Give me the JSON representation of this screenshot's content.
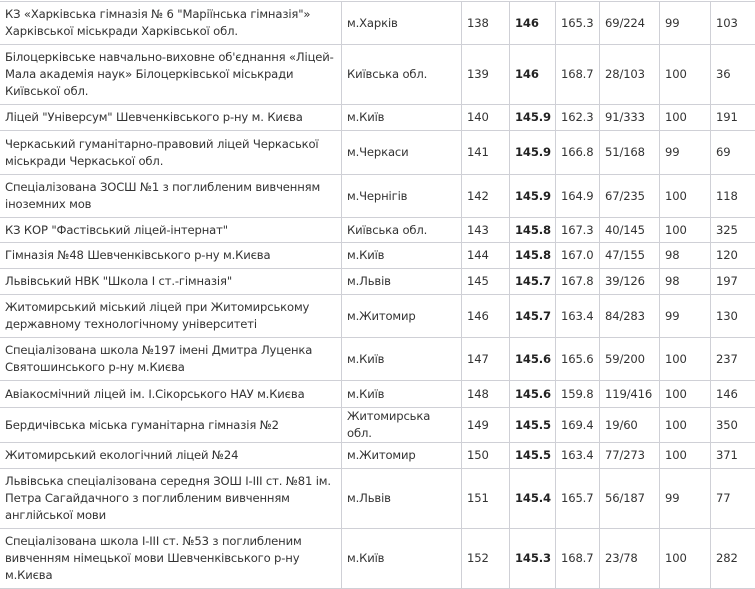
{
  "table": {
    "rows": [
      {
        "name": "КЗ «Харківська гімназія № 6 \"Маріїнська гімназія\"» Харківської міськради Харківської обл.",
        "region": "м.Харків",
        "rank": "138",
        "score": "146",
        "c5": "165.3",
        "c6": "69/224",
        "c7": "99",
        "c8": "103"
      },
      {
        "name": "Білоцерківське навчально-виховне об'єднання «Ліцей-Мала академія наук» Білоцерківської міськради Київської обл.",
        "region": "Київська обл.",
        "rank": "139",
        "score": "146",
        "c5": "168.7",
        "c6": "28/103",
        "c7": "100",
        "c8": "36"
      },
      {
        "name": "Ліцей \"Універсум\" Шевченківського р-ну м. Києва",
        "region": "м.Київ",
        "rank": "140",
        "score": "145.9",
        "c5": "162.3",
        "c6": "91/333",
        "c7": "100",
        "c8": "191"
      },
      {
        "name": "Черкаський гуманітарно-правовий ліцей Черкаської міськради Черкаської обл.",
        "region": "м.Черкаси",
        "rank": "141",
        "score": "145.9",
        "c5": "166.8",
        "c6": "51/168",
        "c7": "99",
        "c8": "69"
      },
      {
        "name": "Спеціалізована ЗОСШ №1 з поглибленим вивченням іноземних мов",
        "region": "м.Чернігів",
        "rank": "142",
        "score": "145.9",
        "c5": "164.9",
        "c6": "67/235",
        "c7": "100",
        "c8": "118"
      },
      {
        "name": "КЗ КОР \"Фастівський ліцей-інтернат\"",
        "region": "Київська обл.",
        "rank": "143",
        "score": "145.8",
        "c5": "167.3",
        "c6": "40/145",
        "c7": "100",
        "c8": "325"
      },
      {
        "name": "Гімназія №48 Шевченківського р-ну м.Києва",
        "region": "м.Київ",
        "rank": "144",
        "score": "145.8",
        "c5": "167.0",
        "c6": "47/155",
        "c7": "98",
        "c8": "120"
      },
      {
        "name": "Львівський НВК \"Школа І ст.-гімназія\"",
        "region": "м.Львів",
        "rank": "145",
        "score": "145.7",
        "c5": "167.8",
        "c6": "39/126",
        "c7": "98",
        "c8": "197"
      },
      {
        "name": "Житомирський міський ліцей при Житомирському державному технологічному університеті",
        "region": "м.Житомир",
        "rank": "146",
        "score": "145.7",
        "c5": "163.4",
        "c6": "84/283",
        "c7": "99",
        "c8": "130"
      },
      {
        "name": "Спеціалізована школа №197 імені Дмитра Луценка Святошинського р-ну м.Києва",
        "region": "м.Київ",
        "rank": "147",
        "score": "145.6",
        "c5": "165.6",
        "c6": "59/200",
        "c7": "100",
        "c8": "237"
      },
      {
        "name": "Авіакосмічний ліцей ім. І.Сікорського НАУ м.Києва",
        "region": "м.Київ",
        "rank": "148",
        "score": "145.6",
        "c5": "159.8",
        "c6": "119/416",
        "c7": "100",
        "c8": "146"
      },
      {
        "name": "Бердичівська міська гуманітарна гімназія №2",
        "region": "Житомирська обл.",
        "rank": "149",
        "score": "145.5",
        "c5": "169.4",
        "c6": "19/60",
        "c7": "100",
        "c8": "350"
      },
      {
        "name": "Житомирський екологічний ліцей №24",
        "region": "м.Житомир",
        "rank": "150",
        "score": "145.5",
        "c5": "163.4",
        "c6": "77/273",
        "c7": "100",
        "c8": "371"
      },
      {
        "name": "Львівська спеціалізована середня ЗОШ І-ІІІ ст. №81 ім. Петра Сагайдачного з поглибленим вивченням англійської мови",
        "region": "м.Львів",
        "rank": "151",
        "score": "145.4",
        "c5": "165.7",
        "c6": "56/187",
        "c7": "99",
        "c8": "77"
      },
      {
        "name": "Спеціалізована школа І-ІІІ ст. №53 з поглибленим вивченням німецької мови Шевченківського р-ну м.Києва",
        "region": "м.Київ",
        "rank": "152",
        "score": "145.3",
        "c5": "168.7",
        "c6": "23/78",
        "c7": "100",
        "c8": "282"
      }
    ]
  }
}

* [Task goal]: How many lines of the entries above hold the string "Києва"? Reply with the number alone.

* [Answer to the exercise]: 5